-- Text for analysis --
+ + + + + + +

13083732955_007e5ce4de_zThe new learning management system (LMS) offered to Google Apps for Education users has recently become fully available: Google Classroom. In its current early incarnation, the option may be attractive for instructors who are not currently using an LMS and want to give one a try, but only if they are already using the Google Apps for Education or have a registered domain that they can configure for its use.

Once Google Classroom app has been added to your account and a class has been setup, the interface is a familiar clean Google environment allowing the posting of updates and files into a class stream, the invitation of students directly or via a class code, and the creation of class assignments with deadlines, attachments, and an interface for monitoring student progress and posting grades. Stream updates, assignments, and student submissions can all have comments added to them. Feedback on “returned” and graded assignments can be provided in an added note, but I did not see any option to return an attached document (an annotated PDF of the submitted file, for example). Instructors have a nice overview of student work, but currently it appears as though students do not get the same useful overview of their own course performance across multiple assignments (running progress, for example).

Grading is done on a customizable point scale, but must be a whole number (which would not work well at my own Scottish university, for example, where assignments are all on a 20 point scale and 0.5 of a difference can make the difference between a “lower second class” and the gold standard “upper second class” mark. A host of other grade management features, timed release of assignments or take-home exams, online exercises, etc. that can be found in Moodle most LMS are also absent, but this is not surprising to find in an early release.

+ + + + + + +

-- Information supplied --
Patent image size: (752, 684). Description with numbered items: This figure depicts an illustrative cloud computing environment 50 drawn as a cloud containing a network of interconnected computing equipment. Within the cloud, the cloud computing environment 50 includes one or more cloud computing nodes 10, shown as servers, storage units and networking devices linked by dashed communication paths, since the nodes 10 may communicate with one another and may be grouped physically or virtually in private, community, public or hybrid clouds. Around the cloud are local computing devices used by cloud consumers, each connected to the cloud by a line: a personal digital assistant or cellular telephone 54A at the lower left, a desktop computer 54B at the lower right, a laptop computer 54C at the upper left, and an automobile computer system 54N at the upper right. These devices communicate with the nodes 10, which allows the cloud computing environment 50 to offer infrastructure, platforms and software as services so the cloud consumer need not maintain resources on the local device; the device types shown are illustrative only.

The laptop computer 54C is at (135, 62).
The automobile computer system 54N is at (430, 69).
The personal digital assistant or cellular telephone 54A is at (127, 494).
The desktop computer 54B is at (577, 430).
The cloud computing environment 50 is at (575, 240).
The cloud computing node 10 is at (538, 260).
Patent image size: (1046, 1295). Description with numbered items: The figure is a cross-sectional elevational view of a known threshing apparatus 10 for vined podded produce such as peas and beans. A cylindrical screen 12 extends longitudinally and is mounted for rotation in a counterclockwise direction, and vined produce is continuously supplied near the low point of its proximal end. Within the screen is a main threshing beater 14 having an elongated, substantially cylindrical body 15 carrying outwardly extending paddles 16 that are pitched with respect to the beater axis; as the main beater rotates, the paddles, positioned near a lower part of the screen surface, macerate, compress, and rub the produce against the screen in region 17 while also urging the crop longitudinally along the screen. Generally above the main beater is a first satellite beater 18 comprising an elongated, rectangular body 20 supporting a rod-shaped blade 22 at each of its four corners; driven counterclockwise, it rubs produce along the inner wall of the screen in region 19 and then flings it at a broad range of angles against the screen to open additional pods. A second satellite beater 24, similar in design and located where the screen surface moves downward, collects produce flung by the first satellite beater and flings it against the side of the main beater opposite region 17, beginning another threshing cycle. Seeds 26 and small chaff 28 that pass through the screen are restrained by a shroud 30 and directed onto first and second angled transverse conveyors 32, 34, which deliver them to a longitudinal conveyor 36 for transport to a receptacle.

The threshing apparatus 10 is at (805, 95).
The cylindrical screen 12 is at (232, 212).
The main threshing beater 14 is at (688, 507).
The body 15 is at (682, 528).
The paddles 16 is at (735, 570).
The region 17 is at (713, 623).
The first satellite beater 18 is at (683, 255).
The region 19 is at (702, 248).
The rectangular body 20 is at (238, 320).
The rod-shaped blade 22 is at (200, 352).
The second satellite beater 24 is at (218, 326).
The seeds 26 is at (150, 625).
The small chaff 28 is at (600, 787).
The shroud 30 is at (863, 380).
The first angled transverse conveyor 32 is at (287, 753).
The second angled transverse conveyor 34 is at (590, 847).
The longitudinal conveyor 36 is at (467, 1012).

+ + + + + + +

-- Action item --
In the text about Google Classroom, what kind of number must a grade be? Answer using only the text, not the material.

-- Solution to this exercise --
A whole number.